* _Instructions for the task_: Beneath this task is a listing. State how many of its lines include the string "index", giving nothing but the number.

## START Entries

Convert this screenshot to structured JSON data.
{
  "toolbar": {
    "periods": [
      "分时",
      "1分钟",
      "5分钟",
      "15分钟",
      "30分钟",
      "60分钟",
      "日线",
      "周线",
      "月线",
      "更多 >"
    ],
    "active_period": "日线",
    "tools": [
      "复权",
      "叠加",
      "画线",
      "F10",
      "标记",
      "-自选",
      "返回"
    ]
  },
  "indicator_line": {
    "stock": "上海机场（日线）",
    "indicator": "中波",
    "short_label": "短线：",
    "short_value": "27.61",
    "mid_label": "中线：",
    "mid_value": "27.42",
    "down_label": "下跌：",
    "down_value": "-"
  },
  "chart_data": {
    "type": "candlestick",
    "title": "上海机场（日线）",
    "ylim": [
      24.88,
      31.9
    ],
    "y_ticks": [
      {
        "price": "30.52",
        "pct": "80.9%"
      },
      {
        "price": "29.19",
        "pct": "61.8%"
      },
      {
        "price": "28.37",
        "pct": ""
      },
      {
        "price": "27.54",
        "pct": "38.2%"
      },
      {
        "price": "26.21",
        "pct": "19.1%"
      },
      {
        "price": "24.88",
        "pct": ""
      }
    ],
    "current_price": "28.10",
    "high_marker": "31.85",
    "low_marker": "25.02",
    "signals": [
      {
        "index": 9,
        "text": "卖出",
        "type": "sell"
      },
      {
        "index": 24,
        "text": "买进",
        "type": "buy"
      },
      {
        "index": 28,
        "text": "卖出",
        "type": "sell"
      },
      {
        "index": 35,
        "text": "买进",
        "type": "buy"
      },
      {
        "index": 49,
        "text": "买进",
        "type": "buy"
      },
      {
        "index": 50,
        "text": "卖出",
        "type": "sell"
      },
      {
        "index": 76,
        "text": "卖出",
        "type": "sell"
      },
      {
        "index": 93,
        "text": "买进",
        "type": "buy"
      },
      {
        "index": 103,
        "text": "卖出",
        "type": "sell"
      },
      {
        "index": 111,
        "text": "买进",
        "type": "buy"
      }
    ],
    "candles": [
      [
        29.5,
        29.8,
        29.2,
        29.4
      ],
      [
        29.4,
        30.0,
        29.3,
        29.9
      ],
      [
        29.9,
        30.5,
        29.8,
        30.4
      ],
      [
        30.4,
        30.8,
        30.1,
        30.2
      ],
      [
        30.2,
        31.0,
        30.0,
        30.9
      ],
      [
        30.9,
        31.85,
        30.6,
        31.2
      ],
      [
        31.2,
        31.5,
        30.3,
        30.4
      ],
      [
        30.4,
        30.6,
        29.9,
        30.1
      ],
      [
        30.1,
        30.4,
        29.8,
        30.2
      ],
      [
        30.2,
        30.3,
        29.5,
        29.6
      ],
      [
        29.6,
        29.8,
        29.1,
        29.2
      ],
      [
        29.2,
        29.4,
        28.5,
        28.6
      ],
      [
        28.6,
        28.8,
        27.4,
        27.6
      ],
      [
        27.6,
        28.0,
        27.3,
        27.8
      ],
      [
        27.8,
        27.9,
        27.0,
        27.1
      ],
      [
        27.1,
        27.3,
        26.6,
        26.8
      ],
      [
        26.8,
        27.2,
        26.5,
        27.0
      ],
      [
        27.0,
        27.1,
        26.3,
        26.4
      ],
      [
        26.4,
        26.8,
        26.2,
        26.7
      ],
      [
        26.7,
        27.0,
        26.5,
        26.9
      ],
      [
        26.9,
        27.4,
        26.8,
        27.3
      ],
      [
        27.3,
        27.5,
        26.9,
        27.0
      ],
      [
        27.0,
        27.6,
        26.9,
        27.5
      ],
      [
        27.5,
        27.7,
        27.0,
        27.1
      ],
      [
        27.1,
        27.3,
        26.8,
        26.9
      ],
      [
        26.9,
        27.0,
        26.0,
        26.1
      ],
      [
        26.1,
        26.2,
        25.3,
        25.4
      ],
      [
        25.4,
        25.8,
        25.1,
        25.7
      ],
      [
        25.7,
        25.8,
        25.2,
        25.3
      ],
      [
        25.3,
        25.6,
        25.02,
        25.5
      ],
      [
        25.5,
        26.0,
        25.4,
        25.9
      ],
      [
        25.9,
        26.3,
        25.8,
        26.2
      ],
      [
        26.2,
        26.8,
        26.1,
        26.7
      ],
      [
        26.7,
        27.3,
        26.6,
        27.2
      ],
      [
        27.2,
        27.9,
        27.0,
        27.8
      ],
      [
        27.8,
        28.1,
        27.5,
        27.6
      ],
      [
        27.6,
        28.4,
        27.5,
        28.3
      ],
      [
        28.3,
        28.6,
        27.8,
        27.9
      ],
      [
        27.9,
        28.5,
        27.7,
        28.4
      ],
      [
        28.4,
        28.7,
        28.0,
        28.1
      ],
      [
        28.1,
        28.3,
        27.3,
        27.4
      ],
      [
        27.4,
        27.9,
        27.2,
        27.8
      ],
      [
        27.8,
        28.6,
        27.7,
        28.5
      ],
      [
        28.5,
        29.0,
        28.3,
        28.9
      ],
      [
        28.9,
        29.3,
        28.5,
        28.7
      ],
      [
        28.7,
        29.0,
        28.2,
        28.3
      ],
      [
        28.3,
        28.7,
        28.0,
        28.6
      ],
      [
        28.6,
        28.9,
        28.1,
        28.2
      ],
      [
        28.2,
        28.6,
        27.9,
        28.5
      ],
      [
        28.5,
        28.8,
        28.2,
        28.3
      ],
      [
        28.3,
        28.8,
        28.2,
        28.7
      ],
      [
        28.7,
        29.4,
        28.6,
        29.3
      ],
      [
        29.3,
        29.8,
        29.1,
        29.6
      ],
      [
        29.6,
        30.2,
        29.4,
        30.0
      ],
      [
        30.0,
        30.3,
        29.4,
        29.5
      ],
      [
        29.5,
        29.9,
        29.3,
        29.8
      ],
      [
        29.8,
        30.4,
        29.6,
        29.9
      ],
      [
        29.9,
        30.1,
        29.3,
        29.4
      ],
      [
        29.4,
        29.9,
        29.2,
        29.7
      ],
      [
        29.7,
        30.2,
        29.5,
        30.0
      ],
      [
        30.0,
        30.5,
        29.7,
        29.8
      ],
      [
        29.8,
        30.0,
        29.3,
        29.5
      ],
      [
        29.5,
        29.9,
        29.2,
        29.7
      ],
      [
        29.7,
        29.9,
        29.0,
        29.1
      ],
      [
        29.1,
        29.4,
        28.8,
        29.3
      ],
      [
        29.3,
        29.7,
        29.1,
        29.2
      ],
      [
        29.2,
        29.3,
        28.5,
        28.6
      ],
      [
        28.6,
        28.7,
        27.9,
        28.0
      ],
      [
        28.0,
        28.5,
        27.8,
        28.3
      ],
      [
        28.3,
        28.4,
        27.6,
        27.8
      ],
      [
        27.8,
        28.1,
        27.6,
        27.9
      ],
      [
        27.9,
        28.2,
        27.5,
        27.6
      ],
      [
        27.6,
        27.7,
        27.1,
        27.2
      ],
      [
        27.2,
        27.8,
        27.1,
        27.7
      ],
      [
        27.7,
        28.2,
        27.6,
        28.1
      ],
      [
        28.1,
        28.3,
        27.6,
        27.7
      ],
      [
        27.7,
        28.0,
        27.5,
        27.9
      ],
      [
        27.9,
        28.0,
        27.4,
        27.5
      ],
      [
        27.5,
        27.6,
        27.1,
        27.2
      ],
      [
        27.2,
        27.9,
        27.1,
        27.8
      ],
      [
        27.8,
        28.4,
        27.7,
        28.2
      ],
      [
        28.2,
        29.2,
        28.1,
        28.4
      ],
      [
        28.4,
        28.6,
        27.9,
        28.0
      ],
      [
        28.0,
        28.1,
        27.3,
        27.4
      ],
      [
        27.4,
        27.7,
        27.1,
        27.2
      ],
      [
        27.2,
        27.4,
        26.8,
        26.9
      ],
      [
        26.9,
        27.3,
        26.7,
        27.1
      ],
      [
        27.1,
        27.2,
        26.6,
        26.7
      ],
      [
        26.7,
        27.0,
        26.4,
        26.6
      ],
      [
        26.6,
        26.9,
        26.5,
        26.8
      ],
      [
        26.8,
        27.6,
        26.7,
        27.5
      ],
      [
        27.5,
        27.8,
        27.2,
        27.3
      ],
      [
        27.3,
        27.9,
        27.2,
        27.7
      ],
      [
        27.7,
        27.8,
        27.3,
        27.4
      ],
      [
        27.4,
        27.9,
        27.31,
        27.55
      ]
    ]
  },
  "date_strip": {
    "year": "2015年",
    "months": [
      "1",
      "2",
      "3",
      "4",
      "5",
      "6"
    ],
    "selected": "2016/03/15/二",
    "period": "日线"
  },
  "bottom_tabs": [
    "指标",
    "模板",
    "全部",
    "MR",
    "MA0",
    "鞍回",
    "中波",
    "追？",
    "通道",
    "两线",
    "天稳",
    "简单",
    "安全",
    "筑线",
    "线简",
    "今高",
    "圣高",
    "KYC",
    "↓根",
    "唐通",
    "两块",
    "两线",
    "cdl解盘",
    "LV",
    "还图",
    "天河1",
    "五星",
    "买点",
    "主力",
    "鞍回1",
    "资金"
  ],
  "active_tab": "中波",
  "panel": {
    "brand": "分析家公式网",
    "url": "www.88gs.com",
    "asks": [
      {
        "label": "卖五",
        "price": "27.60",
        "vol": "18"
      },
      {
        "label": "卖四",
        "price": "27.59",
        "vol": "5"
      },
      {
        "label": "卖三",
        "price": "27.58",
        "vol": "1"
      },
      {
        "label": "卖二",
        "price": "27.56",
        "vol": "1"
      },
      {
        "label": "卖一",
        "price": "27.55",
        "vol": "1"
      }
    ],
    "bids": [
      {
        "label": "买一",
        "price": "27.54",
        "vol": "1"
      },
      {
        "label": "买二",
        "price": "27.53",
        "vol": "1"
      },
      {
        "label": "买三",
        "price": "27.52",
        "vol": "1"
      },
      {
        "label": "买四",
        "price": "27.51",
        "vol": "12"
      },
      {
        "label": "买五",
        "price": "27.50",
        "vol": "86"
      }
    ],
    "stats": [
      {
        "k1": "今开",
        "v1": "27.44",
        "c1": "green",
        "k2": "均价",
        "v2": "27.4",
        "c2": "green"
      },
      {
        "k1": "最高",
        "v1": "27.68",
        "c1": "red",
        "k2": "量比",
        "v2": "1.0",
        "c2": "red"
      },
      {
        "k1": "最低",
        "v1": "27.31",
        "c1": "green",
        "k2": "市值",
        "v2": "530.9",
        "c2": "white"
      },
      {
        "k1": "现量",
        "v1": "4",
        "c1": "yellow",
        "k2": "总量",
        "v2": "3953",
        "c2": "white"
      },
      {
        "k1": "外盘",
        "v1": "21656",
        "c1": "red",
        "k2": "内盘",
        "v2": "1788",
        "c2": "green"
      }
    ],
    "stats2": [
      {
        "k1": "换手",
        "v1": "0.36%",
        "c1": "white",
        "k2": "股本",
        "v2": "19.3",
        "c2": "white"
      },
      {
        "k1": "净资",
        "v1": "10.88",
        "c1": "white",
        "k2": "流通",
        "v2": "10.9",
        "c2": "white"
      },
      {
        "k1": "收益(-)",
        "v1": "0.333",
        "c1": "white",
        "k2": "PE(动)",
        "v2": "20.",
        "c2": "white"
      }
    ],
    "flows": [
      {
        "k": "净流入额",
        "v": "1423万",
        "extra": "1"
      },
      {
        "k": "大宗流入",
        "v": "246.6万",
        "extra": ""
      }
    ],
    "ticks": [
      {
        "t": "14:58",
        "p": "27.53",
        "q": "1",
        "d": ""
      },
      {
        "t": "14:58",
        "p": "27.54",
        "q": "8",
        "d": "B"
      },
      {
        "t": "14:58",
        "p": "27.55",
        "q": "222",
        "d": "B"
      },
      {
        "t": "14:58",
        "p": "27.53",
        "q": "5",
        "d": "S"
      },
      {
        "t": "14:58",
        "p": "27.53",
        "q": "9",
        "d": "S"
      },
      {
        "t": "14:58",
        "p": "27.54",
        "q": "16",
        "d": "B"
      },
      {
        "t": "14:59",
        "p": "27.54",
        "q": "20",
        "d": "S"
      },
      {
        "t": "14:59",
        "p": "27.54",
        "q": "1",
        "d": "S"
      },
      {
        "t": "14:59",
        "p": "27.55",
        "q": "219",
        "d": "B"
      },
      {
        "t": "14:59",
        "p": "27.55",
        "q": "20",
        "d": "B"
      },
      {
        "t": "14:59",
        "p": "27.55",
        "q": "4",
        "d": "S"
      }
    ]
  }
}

## END Entries

* _Exercise output_: 10